* **Given data**:
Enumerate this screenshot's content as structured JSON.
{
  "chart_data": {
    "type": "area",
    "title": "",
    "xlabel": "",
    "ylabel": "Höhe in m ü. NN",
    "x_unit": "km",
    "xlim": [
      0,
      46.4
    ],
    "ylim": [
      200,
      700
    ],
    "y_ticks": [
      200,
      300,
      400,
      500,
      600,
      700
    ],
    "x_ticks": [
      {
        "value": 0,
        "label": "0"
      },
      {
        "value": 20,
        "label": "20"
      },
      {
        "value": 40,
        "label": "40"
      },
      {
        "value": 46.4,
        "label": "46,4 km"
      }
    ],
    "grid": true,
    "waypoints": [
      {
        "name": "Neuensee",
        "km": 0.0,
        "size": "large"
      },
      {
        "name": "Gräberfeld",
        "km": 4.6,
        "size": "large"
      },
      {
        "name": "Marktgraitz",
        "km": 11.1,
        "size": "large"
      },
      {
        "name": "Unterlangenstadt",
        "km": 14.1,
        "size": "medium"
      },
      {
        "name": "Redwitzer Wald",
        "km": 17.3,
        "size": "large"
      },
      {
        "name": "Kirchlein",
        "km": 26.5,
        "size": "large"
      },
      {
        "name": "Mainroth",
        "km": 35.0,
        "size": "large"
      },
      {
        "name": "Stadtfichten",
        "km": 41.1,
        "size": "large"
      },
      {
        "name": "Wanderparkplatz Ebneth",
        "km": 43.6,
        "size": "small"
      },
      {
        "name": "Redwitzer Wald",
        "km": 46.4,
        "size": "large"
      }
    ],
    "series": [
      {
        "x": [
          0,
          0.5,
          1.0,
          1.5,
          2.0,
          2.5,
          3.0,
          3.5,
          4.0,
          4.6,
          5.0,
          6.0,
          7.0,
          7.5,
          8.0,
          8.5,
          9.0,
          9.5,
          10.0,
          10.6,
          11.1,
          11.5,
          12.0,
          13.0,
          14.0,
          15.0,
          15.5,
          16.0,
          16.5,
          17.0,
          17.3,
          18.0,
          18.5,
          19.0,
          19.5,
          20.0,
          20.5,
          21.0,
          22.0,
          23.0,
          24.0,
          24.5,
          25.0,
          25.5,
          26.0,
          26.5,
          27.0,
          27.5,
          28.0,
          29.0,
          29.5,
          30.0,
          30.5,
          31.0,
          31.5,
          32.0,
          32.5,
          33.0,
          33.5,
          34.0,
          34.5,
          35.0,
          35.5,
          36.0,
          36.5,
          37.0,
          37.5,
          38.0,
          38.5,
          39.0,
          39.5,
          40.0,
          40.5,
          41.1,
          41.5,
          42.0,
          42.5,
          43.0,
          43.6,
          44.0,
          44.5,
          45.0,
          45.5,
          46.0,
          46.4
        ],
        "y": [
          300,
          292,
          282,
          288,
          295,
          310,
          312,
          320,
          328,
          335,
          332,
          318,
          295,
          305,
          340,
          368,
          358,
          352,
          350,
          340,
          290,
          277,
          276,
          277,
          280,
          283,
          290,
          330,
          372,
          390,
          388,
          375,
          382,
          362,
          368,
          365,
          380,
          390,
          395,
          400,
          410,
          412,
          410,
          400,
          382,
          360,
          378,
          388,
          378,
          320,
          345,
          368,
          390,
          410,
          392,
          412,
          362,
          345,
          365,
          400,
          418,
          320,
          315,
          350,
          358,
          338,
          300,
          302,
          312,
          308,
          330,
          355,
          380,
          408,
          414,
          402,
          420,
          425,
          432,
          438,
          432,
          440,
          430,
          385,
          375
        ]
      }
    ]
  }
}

* **Work to be completed**: Where a line above holds the string "name", show that line.

* **Correct result**:
        "name": "Neuensee",
        "name": "Gräberfeld",
        "name": "Marktgraitz",
        "name": "Unterlangenstadt",
        "name": "Redwitzer Wald",
        "name": "Kirchlein",
        "name": "Mainroth",
        "name": "Stadtfichten",
        "name": "Wanderparkplatz Ebneth",
        "name": "Redwitzer Wald",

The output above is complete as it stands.